Your task.
Reproduce the records below in their entirety, character for character.

Given information.

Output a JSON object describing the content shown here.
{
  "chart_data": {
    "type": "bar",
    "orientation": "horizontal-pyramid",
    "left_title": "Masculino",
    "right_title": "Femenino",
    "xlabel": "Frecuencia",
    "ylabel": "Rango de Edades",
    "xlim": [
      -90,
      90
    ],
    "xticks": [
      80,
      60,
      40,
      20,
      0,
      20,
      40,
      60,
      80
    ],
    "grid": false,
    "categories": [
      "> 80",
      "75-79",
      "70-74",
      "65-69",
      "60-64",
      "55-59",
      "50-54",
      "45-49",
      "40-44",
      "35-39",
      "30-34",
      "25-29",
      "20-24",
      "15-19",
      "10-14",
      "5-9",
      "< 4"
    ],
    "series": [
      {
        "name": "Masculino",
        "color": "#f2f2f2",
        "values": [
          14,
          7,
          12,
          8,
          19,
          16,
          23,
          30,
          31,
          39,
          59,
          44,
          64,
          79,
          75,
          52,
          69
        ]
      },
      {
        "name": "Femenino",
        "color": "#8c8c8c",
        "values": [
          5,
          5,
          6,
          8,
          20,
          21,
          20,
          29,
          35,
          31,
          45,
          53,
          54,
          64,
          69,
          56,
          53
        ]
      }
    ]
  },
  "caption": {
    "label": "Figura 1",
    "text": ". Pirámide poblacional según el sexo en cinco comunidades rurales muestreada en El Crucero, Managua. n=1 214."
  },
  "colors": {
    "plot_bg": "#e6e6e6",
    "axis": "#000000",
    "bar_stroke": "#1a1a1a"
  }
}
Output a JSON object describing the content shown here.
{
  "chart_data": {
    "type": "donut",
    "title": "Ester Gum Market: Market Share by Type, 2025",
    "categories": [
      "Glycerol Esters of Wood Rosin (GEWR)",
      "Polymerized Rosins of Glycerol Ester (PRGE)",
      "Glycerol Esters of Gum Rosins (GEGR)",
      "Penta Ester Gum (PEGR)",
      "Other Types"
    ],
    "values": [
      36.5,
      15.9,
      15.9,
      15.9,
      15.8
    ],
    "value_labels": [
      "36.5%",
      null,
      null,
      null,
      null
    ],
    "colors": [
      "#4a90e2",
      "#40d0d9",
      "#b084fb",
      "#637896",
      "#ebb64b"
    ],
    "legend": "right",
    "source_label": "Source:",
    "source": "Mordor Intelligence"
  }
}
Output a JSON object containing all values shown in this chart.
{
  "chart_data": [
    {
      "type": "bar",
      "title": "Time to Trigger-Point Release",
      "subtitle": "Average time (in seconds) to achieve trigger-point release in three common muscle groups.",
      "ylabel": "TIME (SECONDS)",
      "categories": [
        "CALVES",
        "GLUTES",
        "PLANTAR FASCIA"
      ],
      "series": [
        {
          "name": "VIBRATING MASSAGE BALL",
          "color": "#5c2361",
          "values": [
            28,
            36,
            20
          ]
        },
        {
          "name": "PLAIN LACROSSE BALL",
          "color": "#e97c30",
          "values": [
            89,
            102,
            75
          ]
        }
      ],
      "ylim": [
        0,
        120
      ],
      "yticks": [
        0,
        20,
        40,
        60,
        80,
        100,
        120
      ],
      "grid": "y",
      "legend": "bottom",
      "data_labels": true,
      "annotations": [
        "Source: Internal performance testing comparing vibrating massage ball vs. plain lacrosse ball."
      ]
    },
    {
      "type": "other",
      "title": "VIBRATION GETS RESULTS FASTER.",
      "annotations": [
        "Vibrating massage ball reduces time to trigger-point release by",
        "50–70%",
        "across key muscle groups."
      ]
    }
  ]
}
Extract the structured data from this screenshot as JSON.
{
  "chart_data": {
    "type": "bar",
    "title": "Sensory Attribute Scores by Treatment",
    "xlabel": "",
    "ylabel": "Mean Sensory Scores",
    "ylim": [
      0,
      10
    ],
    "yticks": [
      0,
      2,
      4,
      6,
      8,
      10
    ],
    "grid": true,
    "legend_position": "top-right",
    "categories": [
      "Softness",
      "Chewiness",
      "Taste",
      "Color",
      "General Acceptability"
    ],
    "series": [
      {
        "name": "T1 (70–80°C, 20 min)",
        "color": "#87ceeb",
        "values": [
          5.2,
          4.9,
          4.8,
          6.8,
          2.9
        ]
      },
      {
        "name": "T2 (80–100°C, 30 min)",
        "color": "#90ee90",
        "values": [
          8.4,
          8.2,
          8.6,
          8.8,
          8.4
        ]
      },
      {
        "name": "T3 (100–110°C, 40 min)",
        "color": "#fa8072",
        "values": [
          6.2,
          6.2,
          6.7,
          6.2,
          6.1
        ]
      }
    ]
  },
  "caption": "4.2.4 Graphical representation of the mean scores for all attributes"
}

Task result.
Output a JSON object describing the content shown here.
{
  "chart_data": {
    "type": "bar",
    "orientation": "horizontal-pyramid",
    "left_title": "Masculino",
    "right_title": "Femenino",
    "xlabel": "Frecuencia",
    "ylabel": "Rango de Edades",
    "xlim": [
      -90,
      90
    ],
    "xticks": [
      80,
      60,
      40,
      20,
      0,
      20,
      40,
      60,
      80
    ],
    "grid": false,
    "categories": [
      "> 80",
      "75-79",
      "70-74",
      "65-69",
      "60-64",
      "55-59",
      "50-54",
      "45-49",
      "40-44",
      "35-39",
      "30-34",
      "25-29",
      "20-24",
      "15-19",
      "10-14",
      "5-9",
      "< 4"
    ],
    "series": [
      {
        "name": "Masculino",
        "color": "#f2f2f2",
        "values": [
          14,
          7,
          12,
          8,
          19,
          16,
          23,
          30,
          31,
          39,
          59,
          44,
          64,
          79,
          75,
          52,
          69
        ]
      },
      {
        "name": "Femenino",
        "color": "#8c8c8c",
        "values": [
          5,
          5,
          6,
          8,
          20,
          21,
          20,
          29,
          35,
          31,
          45,
          53,
          54,
          64,
          69,
          56,
          53
        ]
      }
    ]
  },
  "caption": {
    "label": "Figura 1",
    "text": ". Pirámide poblacional según el sexo en cinco comunidades rurales muestreada en El Crucero, Managua. n=1 214."
  },
  "colors": {
    "plot_bg": "#e6e6e6",
    "axis": "#000000",
    "bar_stroke": "#1a1a1a"
  }
}
Output a JSON object describing the content shown here.
{
  "chart_data": {
    "type": "donut",
    "title": "Ester Gum Market: Market Share by Type, 2025",
    "categories": [
      "Glycerol Esters of Wood Rosin (GEWR)",
      "Polymerized Rosins of Glycerol Ester (PRGE)",
      "Glycerol Esters of Gum Rosins (GEGR)",
      "Penta Ester Gum (PEGR)",
      "Other Types"
    ],
    "values": [
      36.5,
      15.9,
      15.9,
      15.9,
      15.8
    ],
    "value_labels": [
      "36.5%",
      null,
      null,
      null,
      null
    ],
    "colors": [
      "#4a90e2",
      "#40d0d9",
      "#b084fb",
      "#637896",
      "#ebb64b"
    ],
    "legend": "right",
    "source_label": "Source:",
    "source": "Mordor Intelligence"
  }
}
Output a JSON object containing all values shown in this chart.
{
  "chart_data": [
    {
      "type": "bar",
      "title": "Time to Trigger-Point Release",
      "subtitle": "Average time (in seconds) to achieve trigger-point release in three common muscle groups.",
      "ylabel": "TIME (SECONDS)",
      "categories": [
        "CALVES",
        "GLUTES",
        "PLANTAR FASCIA"
      ],
      "series": [
        {
          "name": "VIBRATING MASSAGE BALL",
          "color": "#5c2361",
          "values": [
            28,
            36,
            20
          ]
        },
        {
          "name": "PLAIN LACROSSE BALL",
          "color": "#e97c30",
          "values": [
            89,
            102,
            75
          ]
        }
      ],
      "ylim": [
        0,
        120
      ],
      "yticks": [
        0,
        20,
        40,
        60,
        80,
        100,
        120
      ],
      "grid": "y",
      "legend": "bottom",
      "data_labels": true,
      "annotations": [
        "Source: Internal performance testing comparing vibrating massage ball vs. plain lacrosse ball."
      ]
    },
    {
      "type": "other",
      "title": "VIBRATION GETS RESULTS FASTER.",
      "annotations": [
        "Vibrating massage ball reduces time to trigger-point release by",
        "50–70%",
        "across key muscle groups."
      ]
    }
  ]
}
Extract the structured data from this screenshot as JSON.
{
  "chart_data": {
    "type": "bar",
    "title": "Sensory Attribute Scores by Treatment",
    "xlabel": "",
    "ylabel": "Mean Sensory Scores",
    "ylim": [
      0,
      10
    ],
    "yticks": [
      0,
      2,
      4,
      6,
      8,
      10
    ],
    "grid": true,
    "legend_position": "top-right",
    "categories": [
      "Softness",
      "Chewiness",
      "Taste",
      "Color",
      "General Acceptability"
    ],
    "series": [
      {
        "name": "T1 (70–80°C, 20 min)",
        "color": "#87ceeb",
        "values": [
          5.2,
          4.9,
          4.8,
          6.8,
          2.9
        ]
      },
      {
        "name": "T2 (80–100°C, 30 min)",
        "color": "#90ee90",
        "values": [
          8.4,
          8.2,
          8.6,
          8.8,
          8.4
        ]
      },
      {
        "name": "T3 (100–110°C, 40 min)",
        "color": "#fa8072",
        "values": [
          6.2,
          6.2,
          6.7,
          6.2,
          6.1
        ]
      }
    ]
  },
  "caption": "4.2.4 Graphical representation of the mean scores for all attributes"
}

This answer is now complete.